┌─ TASK INPUT

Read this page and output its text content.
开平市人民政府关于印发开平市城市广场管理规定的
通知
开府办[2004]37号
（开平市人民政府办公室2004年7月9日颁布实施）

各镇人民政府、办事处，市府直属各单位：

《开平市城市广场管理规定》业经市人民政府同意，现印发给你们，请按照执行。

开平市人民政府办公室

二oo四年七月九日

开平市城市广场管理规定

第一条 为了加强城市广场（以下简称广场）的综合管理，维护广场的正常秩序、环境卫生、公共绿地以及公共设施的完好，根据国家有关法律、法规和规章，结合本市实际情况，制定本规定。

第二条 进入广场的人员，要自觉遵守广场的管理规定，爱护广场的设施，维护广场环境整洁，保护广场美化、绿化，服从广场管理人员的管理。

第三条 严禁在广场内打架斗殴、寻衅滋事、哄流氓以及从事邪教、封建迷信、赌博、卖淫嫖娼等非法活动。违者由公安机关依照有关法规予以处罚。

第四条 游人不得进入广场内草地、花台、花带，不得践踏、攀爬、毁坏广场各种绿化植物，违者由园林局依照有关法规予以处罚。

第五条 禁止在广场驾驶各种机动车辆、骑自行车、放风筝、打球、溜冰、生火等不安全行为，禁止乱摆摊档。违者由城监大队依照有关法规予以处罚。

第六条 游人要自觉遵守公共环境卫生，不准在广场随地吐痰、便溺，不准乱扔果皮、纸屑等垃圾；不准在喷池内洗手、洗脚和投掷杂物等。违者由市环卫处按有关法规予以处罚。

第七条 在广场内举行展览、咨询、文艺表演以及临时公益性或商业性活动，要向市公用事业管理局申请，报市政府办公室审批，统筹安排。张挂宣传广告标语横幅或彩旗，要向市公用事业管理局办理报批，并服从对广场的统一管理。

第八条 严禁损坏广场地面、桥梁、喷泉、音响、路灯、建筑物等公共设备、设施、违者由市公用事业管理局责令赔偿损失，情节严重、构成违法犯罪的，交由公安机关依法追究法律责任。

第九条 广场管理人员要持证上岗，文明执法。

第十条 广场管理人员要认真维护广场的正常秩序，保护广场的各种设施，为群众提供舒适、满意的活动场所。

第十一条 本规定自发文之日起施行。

└─

The listing above should be transcribed in full, exactly as written.

> **SOLUTION TO THIS PROBLEM**
Read this page and output its text content.
开平市人民政府关于印发开平市城市广场管理规定的
通知
开府办[2004]37号
（开平市人民政府办公室2004年7月9日颁布实施）

各镇人民政府、办事处，市府直属各单位：

《开平市城市广场管理规定》业经市人民政府同意，现印发给你们，请按照执行。

开平市人民政府办公室

二oo四年七月九日

开平市城市广场管理规定

第一条 为了加强城市广场（以下简称广场）的综合管理，维护广场的正常秩序、环境卫生、公共绿地以及公共设施的完好，根据国家有关法律、法规和规章，结合本市实际情况，制定本规定。

第二条 进入广场的人员，要自觉遵守广场的管理规定，爱护广场的设施，维护广场环境整洁，保护广场美化、绿化，服从广场管理人员的管理。

第三条 严禁在广场内打架斗殴、寻衅滋事、哄流氓以及从事邪教、封建迷信、赌博、卖淫嫖娼等非法活动。违者由公安机关依照有关法规予以处罚。

第四条 游人不得进入广场内草地、花台、花带，不得践踏、攀爬、毁坏广场各种绿化植物，违者由园林局依照有关法规予以处罚。

第五条 禁止在广场驾驶各种机动车辆、骑自行车、放风筝、打球、溜冰、生火等不安全行为，禁止乱摆摊档。违者由城监大队依照有关法规予以处罚。

第六条 游人要自觉遵守公共环境卫生，不准在广场随地吐痰、便溺，不准乱扔果皮、纸屑等垃圾；不准在喷池内洗手、洗脚和投掷杂物等。违者由市环卫处按有关法规予以处罚。

第七条 在广场内举行展览、咨询、文艺表演以及临时公益性或商业性活动，要向市公用事业管理局申请，报市政府办公室审批，统筹安排。张挂宣传广告标语横幅或彩旗，要向市公用事业管理局办理报批，并服从对广场的统一管理。

第八条 严禁损坏广场地面、桥梁、喷泉、音响、路灯、建筑物等公共设备、设施、违者由市公用事业管理局责令赔偿损失，情节严重、构成违法犯罪的，交由公安机关依法追究法律责任。

第九条 广场管理人员要持证上岗，文明执法。

第十条 广场管理人员要认真维护广场的正常秩序，保护广场的各种设施，为群众提供舒适、满意的活动场所。

第十一条 本规定自发文之日起施行。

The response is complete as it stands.